_Prompt_: Give only the number of lines that hold the word "value".
* Start Provided entries *
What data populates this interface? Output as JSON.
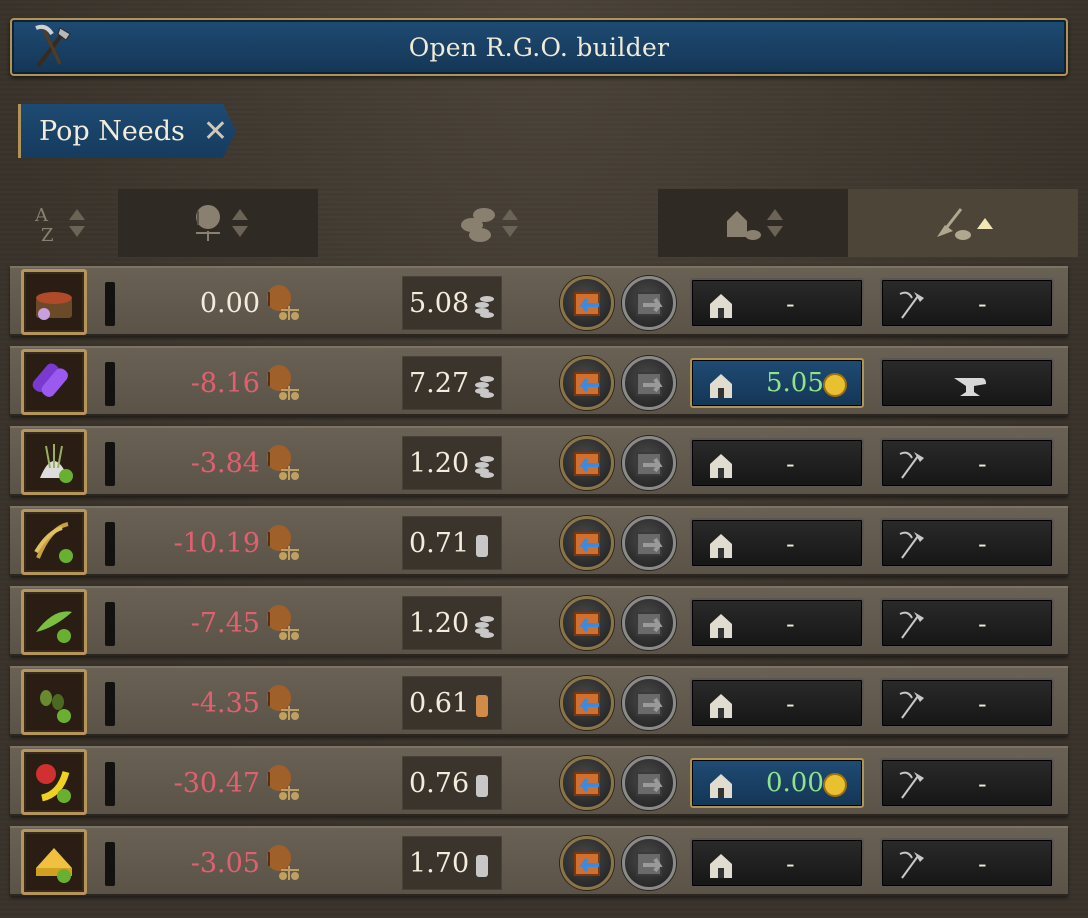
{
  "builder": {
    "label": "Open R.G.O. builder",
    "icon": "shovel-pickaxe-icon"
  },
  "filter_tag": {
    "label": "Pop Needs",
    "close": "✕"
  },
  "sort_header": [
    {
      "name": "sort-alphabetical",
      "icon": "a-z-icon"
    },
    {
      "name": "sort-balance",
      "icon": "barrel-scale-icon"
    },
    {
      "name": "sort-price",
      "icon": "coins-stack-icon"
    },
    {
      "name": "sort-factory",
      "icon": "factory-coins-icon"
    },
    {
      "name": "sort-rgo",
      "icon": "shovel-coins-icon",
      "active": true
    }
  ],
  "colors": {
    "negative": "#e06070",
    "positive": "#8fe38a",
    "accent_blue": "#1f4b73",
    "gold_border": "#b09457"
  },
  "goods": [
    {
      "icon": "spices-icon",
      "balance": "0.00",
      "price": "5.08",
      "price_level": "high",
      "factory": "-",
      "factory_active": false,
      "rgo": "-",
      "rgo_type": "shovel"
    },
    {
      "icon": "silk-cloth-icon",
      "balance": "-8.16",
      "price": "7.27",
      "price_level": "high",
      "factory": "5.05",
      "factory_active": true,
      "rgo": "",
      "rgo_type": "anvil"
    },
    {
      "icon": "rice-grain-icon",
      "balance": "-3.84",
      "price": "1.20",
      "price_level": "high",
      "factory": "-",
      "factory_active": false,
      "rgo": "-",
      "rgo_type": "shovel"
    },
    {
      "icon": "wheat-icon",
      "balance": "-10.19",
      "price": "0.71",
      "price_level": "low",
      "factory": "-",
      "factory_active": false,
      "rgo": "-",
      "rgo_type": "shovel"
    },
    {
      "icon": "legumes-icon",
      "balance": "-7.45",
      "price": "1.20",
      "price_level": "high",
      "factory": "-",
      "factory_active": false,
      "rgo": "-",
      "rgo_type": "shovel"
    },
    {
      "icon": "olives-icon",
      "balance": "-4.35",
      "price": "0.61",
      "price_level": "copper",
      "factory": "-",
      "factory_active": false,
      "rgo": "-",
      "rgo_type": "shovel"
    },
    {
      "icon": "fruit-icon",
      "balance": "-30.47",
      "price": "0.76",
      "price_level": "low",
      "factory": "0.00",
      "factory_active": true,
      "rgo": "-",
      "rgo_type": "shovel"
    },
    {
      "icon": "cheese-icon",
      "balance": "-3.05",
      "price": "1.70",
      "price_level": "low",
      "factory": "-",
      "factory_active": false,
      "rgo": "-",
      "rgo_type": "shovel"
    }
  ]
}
* End Provided entries *
* Start Provided entries *
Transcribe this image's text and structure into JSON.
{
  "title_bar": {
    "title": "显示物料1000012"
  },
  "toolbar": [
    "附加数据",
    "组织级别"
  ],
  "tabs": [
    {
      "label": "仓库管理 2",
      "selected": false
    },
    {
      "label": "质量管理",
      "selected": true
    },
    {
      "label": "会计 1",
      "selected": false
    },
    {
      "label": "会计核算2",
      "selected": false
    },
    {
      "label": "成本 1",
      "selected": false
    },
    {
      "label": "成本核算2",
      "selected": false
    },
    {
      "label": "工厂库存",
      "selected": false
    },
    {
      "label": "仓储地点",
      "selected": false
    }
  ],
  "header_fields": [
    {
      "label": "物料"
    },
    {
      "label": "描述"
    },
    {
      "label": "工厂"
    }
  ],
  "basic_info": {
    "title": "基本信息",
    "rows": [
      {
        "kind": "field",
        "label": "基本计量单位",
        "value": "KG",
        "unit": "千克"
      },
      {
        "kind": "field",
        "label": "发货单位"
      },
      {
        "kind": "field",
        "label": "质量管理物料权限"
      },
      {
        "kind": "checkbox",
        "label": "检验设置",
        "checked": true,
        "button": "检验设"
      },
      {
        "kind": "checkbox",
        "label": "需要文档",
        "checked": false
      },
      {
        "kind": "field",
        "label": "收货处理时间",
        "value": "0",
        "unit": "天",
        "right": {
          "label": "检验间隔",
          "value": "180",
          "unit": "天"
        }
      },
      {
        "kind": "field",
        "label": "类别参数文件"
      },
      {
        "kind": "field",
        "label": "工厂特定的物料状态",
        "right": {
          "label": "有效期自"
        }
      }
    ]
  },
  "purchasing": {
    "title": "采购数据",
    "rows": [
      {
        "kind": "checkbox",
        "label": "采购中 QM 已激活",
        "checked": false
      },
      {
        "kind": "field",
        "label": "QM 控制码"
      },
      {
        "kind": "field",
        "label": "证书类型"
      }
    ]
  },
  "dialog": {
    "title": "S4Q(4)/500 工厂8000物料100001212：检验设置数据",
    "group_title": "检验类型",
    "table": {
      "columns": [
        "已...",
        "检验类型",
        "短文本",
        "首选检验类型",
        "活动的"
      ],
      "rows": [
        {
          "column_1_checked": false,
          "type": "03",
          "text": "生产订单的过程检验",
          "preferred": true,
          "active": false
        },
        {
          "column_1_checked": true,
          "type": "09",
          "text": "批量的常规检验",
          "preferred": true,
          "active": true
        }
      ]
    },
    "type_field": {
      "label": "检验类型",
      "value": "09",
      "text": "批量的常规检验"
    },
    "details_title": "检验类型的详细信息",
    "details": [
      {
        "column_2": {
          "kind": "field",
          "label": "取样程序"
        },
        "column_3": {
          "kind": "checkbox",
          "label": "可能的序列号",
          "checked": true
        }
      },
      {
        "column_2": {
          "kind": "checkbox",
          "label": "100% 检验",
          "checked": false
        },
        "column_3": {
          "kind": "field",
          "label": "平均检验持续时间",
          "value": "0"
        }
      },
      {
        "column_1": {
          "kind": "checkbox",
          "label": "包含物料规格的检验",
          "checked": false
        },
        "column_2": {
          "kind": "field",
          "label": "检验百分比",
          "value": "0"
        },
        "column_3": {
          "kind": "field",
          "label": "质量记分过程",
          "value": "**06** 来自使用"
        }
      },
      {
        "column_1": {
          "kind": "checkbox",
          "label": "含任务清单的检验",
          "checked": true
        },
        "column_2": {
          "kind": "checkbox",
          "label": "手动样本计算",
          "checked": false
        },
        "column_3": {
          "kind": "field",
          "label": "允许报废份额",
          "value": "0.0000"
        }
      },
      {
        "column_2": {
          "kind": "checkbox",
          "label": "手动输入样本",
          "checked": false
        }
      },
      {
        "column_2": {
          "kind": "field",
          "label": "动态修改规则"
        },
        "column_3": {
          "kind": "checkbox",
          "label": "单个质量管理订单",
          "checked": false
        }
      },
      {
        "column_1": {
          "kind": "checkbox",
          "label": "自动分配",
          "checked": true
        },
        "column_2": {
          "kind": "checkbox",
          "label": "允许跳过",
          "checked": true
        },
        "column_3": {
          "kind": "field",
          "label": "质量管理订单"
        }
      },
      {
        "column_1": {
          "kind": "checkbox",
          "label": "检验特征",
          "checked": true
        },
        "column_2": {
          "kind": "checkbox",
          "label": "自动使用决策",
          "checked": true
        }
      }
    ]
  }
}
* End Provided entries *
_Answer in full_: 8